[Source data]
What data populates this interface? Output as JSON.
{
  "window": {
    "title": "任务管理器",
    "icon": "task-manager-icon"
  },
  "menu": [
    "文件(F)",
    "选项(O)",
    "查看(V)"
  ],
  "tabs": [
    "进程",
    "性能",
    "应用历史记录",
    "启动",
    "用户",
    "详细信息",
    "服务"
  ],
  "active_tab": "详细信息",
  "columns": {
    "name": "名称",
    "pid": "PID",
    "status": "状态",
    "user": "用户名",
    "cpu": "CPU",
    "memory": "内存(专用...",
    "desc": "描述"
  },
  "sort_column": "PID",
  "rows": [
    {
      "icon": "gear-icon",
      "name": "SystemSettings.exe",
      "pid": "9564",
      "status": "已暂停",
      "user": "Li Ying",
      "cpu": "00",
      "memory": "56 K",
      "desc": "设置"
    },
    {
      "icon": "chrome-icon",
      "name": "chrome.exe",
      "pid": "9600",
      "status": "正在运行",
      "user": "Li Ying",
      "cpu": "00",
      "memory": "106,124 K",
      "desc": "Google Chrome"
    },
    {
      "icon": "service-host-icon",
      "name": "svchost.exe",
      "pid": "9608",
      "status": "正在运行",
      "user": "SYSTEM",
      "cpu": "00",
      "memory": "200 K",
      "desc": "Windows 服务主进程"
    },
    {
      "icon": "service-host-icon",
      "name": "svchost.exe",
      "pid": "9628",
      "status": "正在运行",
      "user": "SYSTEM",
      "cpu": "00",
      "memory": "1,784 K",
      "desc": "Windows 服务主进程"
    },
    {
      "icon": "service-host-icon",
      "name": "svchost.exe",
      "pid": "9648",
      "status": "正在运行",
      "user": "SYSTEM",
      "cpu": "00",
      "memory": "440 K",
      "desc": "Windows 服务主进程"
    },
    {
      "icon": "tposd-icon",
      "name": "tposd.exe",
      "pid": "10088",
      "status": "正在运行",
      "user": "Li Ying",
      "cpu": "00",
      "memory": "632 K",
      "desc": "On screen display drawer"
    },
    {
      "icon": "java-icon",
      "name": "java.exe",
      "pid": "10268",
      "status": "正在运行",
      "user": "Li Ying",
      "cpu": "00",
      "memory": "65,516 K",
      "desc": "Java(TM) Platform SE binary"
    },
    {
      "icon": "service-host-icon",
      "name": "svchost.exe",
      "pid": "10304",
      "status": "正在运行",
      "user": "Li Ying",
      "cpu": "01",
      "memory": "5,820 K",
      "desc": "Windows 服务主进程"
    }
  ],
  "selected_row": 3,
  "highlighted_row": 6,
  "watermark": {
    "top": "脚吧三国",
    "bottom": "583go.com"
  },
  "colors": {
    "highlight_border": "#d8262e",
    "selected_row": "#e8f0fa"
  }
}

_SHORT PROBLEM:_
Retype all of the material above with every character intact.

_TASK RESULT:_
What data populates this interface? Output as JSON.
{
  "window": {
    "title": "任务管理器",
    "icon": "task-manager-icon"
  },
  "menu": [
    "文件(F)",
    "选项(O)",
    "查看(V)"
  ],
  "tabs": [
    "进程",
    "性能",
    "应用历史记录",
    "启动",
    "用户",
    "详细信息",
    "服务"
  ],
  "active_tab": "详细信息",
  "columns": {
    "name": "名称",
    "pid": "PID",
    "status": "状态",
    "user": "用户名",
    "cpu": "CPU",
    "memory": "内存(专用...",
    "desc": "描述"
  },
  "sort_column": "PID",
  "rows": [
    {
      "icon": "gear-icon",
      "name": "SystemSettings.exe",
      "pid": "9564",
      "status": "已暂停",
      "user": "Li Ying",
      "cpu": "00",
      "memory": "56 K",
      "desc": "设置"
    },
    {
      "icon": "chrome-icon",
      "name": "chrome.exe",
      "pid": "9600",
      "status": "正在运行",
      "user": "Li Ying",
      "cpu": "00",
      "memory": "106,124 K",
      "desc": "Google Chrome"
    },
    {
      "icon": "service-host-icon",
      "name": "svchost.exe",
      "pid": "9608",
      "status": "正在运行",
      "user": "SYSTEM",
      "cpu": "00",
      "memory": "200 K",
      "desc": "Windows 服务主进程"
    },
    {
      "icon": "service-host-icon",
      "name": "svchost.exe",
      "pid": "9628",
      "status": "正在运行",
      "user": "SYSTEM",
      "cpu": "00",
      "memory": "1,784 K",
      "desc": "Windows 服务主进程"
    },
    {
      "icon": "service-host-icon",
      "name": "svchost.exe",
      "pid": "9648",
      "status": "正在运行",
      "user": "SYSTEM",
      "cpu": "00",
      "memory": "440 K",
      "desc": "Windows 服务主进程"
    },
    {
      "icon": "tposd-icon",
      "name": "tposd.exe",
      "pid": "10088",
      "status": "正在运行",
      "user": "Li Ying",
      "cpu": "00",
      "memory": "632 K",
      "desc": "On screen display drawer"
    },
    {
      "icon": "java-icon",
      "name": "java.exe",
      "pid": "10268",
      "status": "正在运行",
      "user": "Li Ying",
      "cpu": "00",
      "memory": "65,516 K",
      "desc": "Java(TM) Platform SE binary"
    },
    {
      "icon": "service-host-icon",
      "name": "svchost.exe",
      "pid": "10304",
      "status": "正在运行",
      "user": "Li Ying",
      "cpu": "01",
      "memory": "5,820 K",
      "desc": "Windows 服务主进程"
    }
  ],
  "selected_row": 3,
  "highlighted_row": 6,
  "watermark": {
    "top": "脚吧三国",
    "bottom": "583go.com"
  },
  "colors": {
    "highlight_border": "#d8262e",
    "selected_row": "#e8f0fa"
  }
}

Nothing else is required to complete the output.